(The task):
Wherever a line holds the string "with", copy that line.

(Records to process):
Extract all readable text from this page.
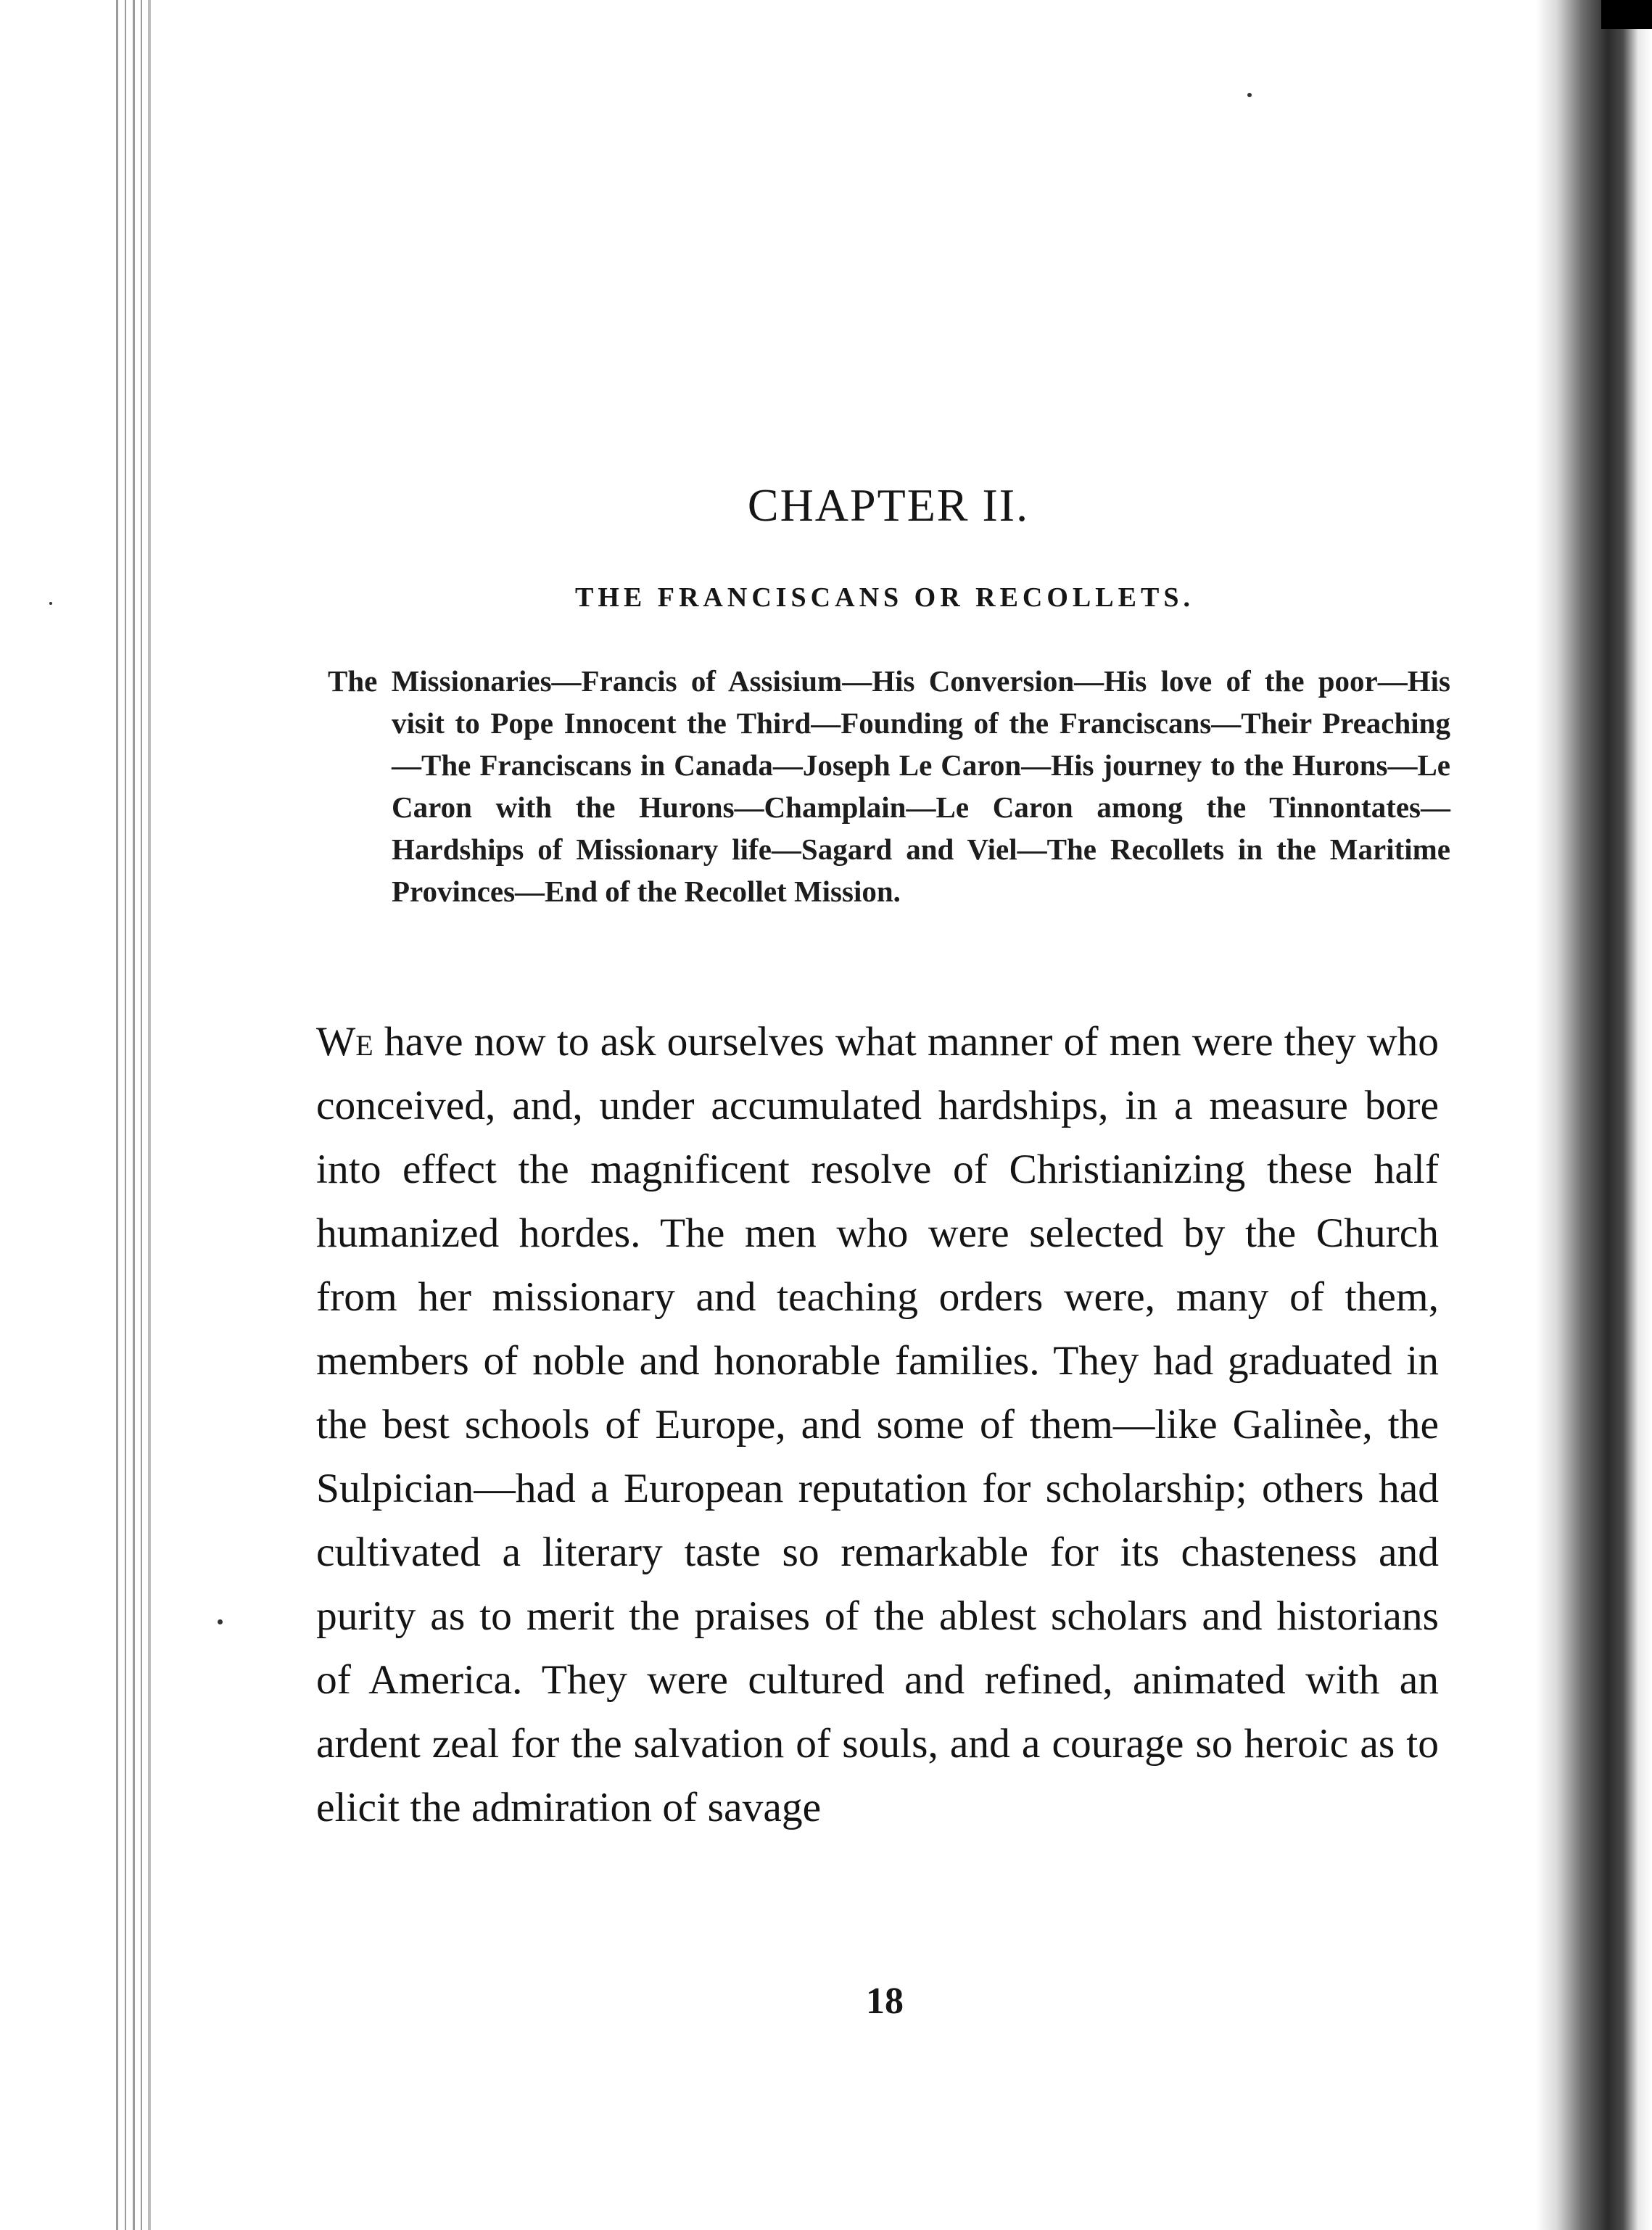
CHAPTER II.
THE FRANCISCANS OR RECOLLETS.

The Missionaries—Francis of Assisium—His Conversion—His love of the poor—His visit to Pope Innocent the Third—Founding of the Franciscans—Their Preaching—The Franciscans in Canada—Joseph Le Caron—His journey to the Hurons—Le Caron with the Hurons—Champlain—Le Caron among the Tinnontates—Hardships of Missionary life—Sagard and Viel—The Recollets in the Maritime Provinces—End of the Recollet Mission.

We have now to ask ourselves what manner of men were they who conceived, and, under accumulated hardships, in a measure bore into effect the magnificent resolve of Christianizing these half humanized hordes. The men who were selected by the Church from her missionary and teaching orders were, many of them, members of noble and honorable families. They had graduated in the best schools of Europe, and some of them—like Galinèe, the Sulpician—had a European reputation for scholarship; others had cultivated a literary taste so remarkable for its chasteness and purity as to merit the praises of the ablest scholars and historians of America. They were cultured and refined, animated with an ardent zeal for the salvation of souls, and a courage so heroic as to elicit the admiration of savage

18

(Output):
The Missionaries—Francis of Assisium—His Conversion—His love of the poor—His visit to Pope Innocent the Third—Founding of the Franciscans—Their Preaching—The Franciscans in Canada—Joseph Le Caron—His journey to the Hurons—Le Caron with the Hurons—Champlain—Le Caron among the Tinnontates—Hardships of Missionary life—Sagard and Viel—The Recollets in the Maritime Provinces—End of the Recollet Mission.
We have now to ask ourselves what manner of men were they who conceived, and, under accumulated hardships, in a measure bore into effect the magnificent resolve of Christianizing these half humanized hordes. The men who were selected by the Church from her missionary and teaching orders were, many of them, members of noble and honorable families. They had graduated in the best schools of Europe, and some of them—like Galinèe, the Sulpician—had a European reputation for scholarship; others had cultivated a literary taste so remarkable for its chasteness and purity as to merit the praises of the ablest scholars and historians of America. They were cultured and refined, animated with an ardent zeal for the salvation of souls, and a courage so heroic as to elicit the admiration of savage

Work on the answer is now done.